Entries from a dataset
◆ ◆ ◆

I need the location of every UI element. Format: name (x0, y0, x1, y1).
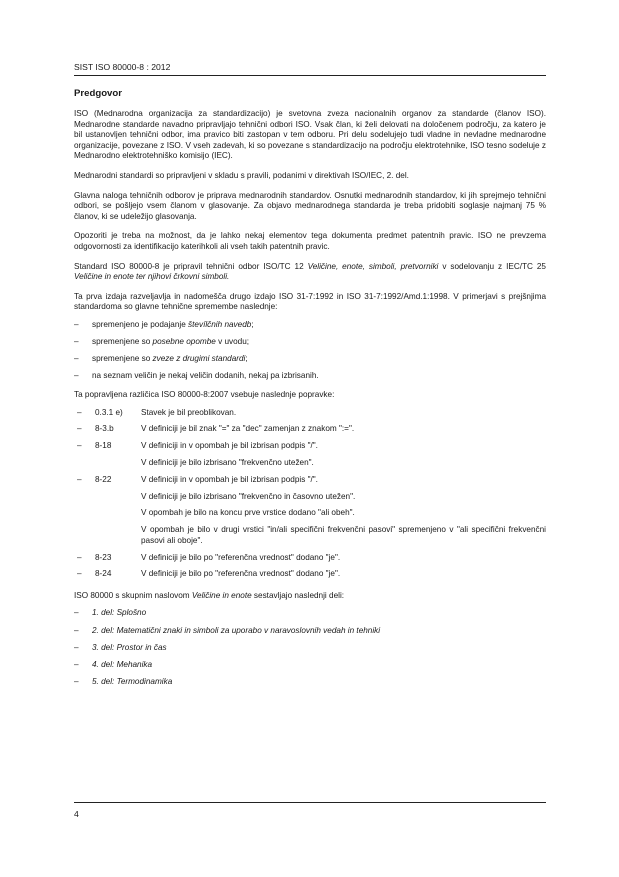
dash-marker: – (77, 552, 82, 562)
paragraph-series (74, 591, 546, 602)
footer-rule (74, 802, 546, 803)
text-span: ; (251, 319, 254, 329)
paragraph-corrigendum: Ta popravljena različica ISO 80000-8:2007 vsebuje naslednje popravke: (74, 390, 335, 400)
correction-text: V definiciji je bil znak "=" za "dec" zamenjan z znakom ":=". (141, 424, 355, 434)
correction-text: V definiciji je bilo po "referenčna vrednost" dodano "je". (141, 552, 341, 562)
part-title: 3. del: Prostor in čas (92, 642, 167, 652)
text-span: spremenjene so (92, 337, 153, 347)
correction-item (74, 408, 546, 419)
correction-code: 8-18 (95, 441, 112, 451)
correction-item (74, 441, 546, 452)
correction-text: V definiciji je bilo po "referenčna vrednost" dodano "je". (141, 569, 341, 579)
header-rule (74, 75, 546, 76)
correction-code: 8-3.b (95, 424, 114, 434)
dash-marker: – (77, 569, 82, 579)
list-item (74, 660, 546, 671)
correction-text: V definiciji je bilo izbrisano "frekvenčno in časovno utežen". (141, 491, 356, 501)
emphasis-span: Veličine, enote, simboli, pretvorniki (307, 261, 439, 271)
correction-item (74, 475, 546, 486)
text-span: v sodelovanju z IEC/TC 25 (438, 261, 546, 271)
paragraph-iso-intro: ISO (Mednarodna organizacija za standardizacijo) je svetovna zveza nacionalnih organov za standarde (članov ISO). Mednarodne standarde navadno pripravljajo tehnični odbori ISO. Vsak član, ki želi delovati na določenem področju, za katero je bil ustanovljen tehnični odbor, ima pravico biti zastopan v tem odboru. Pri delu sodelujejo tudi vladne in nevladne mednarodne organizacije, povezane z ISO. V vseh zadevah, ki so povezane s standardizacijo na področju elektrotehnike, ISO tesno sodeluje z Mednarodno elektrotehniško komisijo (IEC). (74, 109, 546, 161)
correction-text: V opombah je bilo v drugi vrstici "in/ali specifični frekvenčni pasovi" spremenjeno v "ali specifični frekvenčni pasovi ali oboje". (141, 525, 546, 545)
parts-list (74, 608, 546, 687)
paragraph-directives: Mednarodni standardi so pripravljeni v skladu s pravili, podanimi v direktivah ISO/IEC, 2. del. (74, 170, 409, 180)
main-changes-list (74, 320, 546, 382)
part-title: 2. del: Matematični znaki in simboli za uporabo v naravoslovnih vedah in tehniki (92, 625, 381, 635)
text-span: Standard ISO 80000-8 je pripravil tehnični odbor ISO/TC 12 (74, 261, 308, 271)
dash-marker: – (77, 441, 82, 451)
list-item (74, 643, 546, 654)
text-span: spremenjene so (92, 354, 153, 364)
paragraph-committees: Glavna naloga tehničnih odborov je priprava mednarodnih standardov. Osnutki mednarodnih standardov, ki jih sprejmejo tehnični odbori, se pošljejo vsem članom v glasovanje. Za objavo mednarodnega standarda je treba pridobiti soglasje najmanj 75 % članov, ki se udeležijo glasovanja. (74, 190, 546, 221)
text-span: spremenjeno je podajanje (92, 319, 189, 329)
text-span: v uvodu; (215, 337, 250, 347)
emphasis-span: števílčnih navedb (188, 319, 252, 329)
page-content (74, 88, 546, 696)
list-item (74, 608, 546, 619)
emphasis-span: Veličine in enote (191, 590, 252, 600)
correction-code: 0.3.1 e) (95, 407, 123, 417)
dash-marker: – (77, 407, 82, 417)
part-title: 4. del: Mehanika (92, 660, 153, 670)
list-item (74, 371, 546, 382)
correction-text: V opombah je bilo na koncu prve vrstice dodano "ali obeh". (141, 508, 355, 518)
correction-code: 8-22 (95, 474, 112, 484)
part-title: 1. del: Splošno (92, 608, 147, 618)
paragraph-patents: Opozoriti je treba na možnost, da je lahko nekaj elementov tega dokumenta predmet patentnih pravic. ISO ne prevzema odgovornosti za identifikacijo katerihkoli ali vseh takih patentnih pravic. (74, 231, 546, 251)
list-item (74, 337, 546, 348)
text-span: ; (245, 354, 248, 364)
emphasis-span: posebne opombe (152, 337, 216, 347)
correction-code: 8-23 (95, 552, 112, 562)
correction-code: 8-24 (95, 569, 112, 579)
correction-text: V definiciji in v opombah je bil izbrisan podpis "/". (141, 441, 318, 451)
text-span: ISO 80000 s skupnim naslovom (74, 590, 192, 600)
list-item (74, 626, 546, 637)
correction-item (74, 424, 546, 435)
emphasis-span: Veličine in enote ter njihovi črkovni simboli. (74, 272, 230, 282)
list-item (74, 320, 546, 331)
list-item (74, 677, 546, 688)
part-title: 5. del: Termodinamika (92, 677, 173, 687)
document-header: SIST ISO 80000-8 : 2012 (74, 62, 171, 72)
correction-text: V definiciji je bilo izbrisano "frekvenčno utežen". (141, 458, 314, 467)
correction-item (74, 569, 546, 580)
correction-text: V definiciji in v opombah je bil izbrisan podpis "/". (141, 474, 318, 484)
text-span: na seznam veličin je nekaj veličin dodanih, nekaj pa izbrisanih. (92, 371, 319, 381)
text-span: sestavljajo naslednji deli: (251, 590, 345, 600)
correction-item (74, 553, 546, 564)
paragraph-edition: Ta prva izdaja razveljavlja in nadomešča drugo izdajo ISO 31-7:1992 in ISO 31-7:1992/Amd.1:1998. V primerjavi s prejšnjima standardoma so glavne tehnične spremembe naslednje: (74, 291, 546, 312)
emphasis-span: zveze z drugimi standardi (152, 354, 246, 364)
list-item (74, 354, 546, 365)
dash-marker: – (77, 424, 82, 434)
correction-text: Stavek je bil preoblikovan. (141, 407, 237, 417)
section-title: Predgovor (74, 88, 122, 99)
corrections-list (74, 408, 546, 580)
page-number: 4 (74, 809, 79, 819)
dash-marker: – (77, 474, 82, 484)
paragraph-prepared-by (74, 262, 546, 283)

◆ ◆ ◆

Repeat the lines of the listing above word for word, from the line containing "dash-marker: – (77, 552, 82, 562)" through the line containing "correction-text: V definiciji je bil znak", inclusive.

_Problem solution_.
dash-marker: – (77, 552, 82, 562)
paragraph-series (74, 591, 546, 602)
footer-rule (74, 802, 546, 803)
text-span: ; (251, 319, 254, 329)
paragraph-corrigendum: Ta popravljena različica ISO 80000-8:2007 vsebuje naslednje popravke: (74, 390, 335, 400)
correction-text: V definiciji je bil znak "=" za "dec" zamenjan z znakom ":=". (141, 424, 355, 434)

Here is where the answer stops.